>> Start LISTED RECORDS

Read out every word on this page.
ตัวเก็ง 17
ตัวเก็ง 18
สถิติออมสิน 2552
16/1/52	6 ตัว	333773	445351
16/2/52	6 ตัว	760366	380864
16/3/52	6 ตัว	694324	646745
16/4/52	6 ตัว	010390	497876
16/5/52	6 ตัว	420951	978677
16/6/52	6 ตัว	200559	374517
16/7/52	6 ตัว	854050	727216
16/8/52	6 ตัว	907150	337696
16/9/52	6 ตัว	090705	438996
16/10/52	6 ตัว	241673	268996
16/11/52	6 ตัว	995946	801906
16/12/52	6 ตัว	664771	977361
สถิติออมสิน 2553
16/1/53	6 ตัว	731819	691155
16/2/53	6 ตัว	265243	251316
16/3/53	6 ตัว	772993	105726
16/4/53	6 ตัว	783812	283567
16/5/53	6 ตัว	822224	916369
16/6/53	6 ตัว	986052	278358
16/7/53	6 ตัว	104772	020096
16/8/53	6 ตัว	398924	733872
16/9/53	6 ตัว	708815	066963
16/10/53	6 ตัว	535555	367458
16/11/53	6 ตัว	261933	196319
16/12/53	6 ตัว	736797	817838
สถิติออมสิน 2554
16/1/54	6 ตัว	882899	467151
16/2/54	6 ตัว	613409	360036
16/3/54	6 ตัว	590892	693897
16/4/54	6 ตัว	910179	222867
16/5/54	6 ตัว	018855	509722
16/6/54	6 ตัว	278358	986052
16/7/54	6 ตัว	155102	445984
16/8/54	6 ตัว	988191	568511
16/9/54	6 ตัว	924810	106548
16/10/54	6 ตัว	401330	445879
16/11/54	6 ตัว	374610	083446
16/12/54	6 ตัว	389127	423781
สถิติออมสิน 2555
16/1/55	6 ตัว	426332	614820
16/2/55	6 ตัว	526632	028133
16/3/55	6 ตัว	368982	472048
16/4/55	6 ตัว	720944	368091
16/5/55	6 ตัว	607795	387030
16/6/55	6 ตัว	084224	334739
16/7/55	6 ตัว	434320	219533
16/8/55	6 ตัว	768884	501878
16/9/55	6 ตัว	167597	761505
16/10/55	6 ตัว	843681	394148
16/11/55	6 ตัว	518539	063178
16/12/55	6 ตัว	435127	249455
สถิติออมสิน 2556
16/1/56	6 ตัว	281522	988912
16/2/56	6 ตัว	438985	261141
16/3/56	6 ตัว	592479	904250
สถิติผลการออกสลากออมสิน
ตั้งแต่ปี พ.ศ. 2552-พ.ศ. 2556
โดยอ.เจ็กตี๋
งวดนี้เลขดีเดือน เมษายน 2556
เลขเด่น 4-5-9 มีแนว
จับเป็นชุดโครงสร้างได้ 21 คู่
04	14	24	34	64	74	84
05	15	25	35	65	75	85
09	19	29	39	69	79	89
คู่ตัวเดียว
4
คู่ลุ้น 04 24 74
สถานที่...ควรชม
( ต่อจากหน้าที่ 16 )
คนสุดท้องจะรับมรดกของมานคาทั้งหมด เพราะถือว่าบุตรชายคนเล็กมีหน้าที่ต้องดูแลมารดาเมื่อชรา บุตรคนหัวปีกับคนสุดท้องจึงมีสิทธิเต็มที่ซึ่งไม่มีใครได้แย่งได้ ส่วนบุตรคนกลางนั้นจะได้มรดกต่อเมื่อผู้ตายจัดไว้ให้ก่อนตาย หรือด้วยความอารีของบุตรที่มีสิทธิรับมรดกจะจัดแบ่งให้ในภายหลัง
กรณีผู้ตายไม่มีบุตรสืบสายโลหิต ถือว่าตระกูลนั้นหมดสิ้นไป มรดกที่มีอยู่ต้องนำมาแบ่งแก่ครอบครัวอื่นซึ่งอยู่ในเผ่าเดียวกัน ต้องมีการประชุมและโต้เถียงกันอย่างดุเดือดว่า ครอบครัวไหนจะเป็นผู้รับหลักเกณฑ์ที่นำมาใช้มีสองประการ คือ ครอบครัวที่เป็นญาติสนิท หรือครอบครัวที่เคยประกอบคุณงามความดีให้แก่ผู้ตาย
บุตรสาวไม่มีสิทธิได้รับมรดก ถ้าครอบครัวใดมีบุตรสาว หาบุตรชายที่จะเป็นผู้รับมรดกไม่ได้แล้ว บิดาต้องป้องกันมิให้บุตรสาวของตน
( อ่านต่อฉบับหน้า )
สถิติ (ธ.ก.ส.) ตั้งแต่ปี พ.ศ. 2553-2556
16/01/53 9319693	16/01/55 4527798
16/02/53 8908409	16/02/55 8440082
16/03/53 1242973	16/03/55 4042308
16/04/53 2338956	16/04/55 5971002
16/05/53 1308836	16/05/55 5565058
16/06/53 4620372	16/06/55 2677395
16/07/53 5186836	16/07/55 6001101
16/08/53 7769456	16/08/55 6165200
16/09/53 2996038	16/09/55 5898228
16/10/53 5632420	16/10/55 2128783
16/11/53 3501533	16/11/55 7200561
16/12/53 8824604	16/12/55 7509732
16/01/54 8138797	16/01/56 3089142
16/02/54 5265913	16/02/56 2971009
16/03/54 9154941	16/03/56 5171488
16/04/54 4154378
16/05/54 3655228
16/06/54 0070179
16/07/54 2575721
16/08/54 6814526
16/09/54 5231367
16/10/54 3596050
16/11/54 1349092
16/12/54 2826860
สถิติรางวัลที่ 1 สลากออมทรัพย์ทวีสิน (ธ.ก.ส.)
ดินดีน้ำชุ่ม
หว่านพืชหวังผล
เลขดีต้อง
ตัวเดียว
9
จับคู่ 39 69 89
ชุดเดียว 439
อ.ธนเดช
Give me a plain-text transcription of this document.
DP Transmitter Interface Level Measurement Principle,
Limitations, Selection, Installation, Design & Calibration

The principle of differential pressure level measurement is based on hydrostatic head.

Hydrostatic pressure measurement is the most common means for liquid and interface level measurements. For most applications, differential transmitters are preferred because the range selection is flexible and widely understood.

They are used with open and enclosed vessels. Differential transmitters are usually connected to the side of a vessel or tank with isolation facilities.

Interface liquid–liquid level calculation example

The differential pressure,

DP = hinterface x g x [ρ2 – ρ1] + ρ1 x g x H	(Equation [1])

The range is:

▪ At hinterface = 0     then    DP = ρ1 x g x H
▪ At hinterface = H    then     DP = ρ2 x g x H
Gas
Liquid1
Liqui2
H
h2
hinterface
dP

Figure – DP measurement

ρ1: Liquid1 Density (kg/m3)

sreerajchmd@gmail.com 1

>> End LISTED RECORDS

• WRITTEN TASK:
Return only the count of lines in the records that hold the word "then".

• SOLUTION BELOW:
2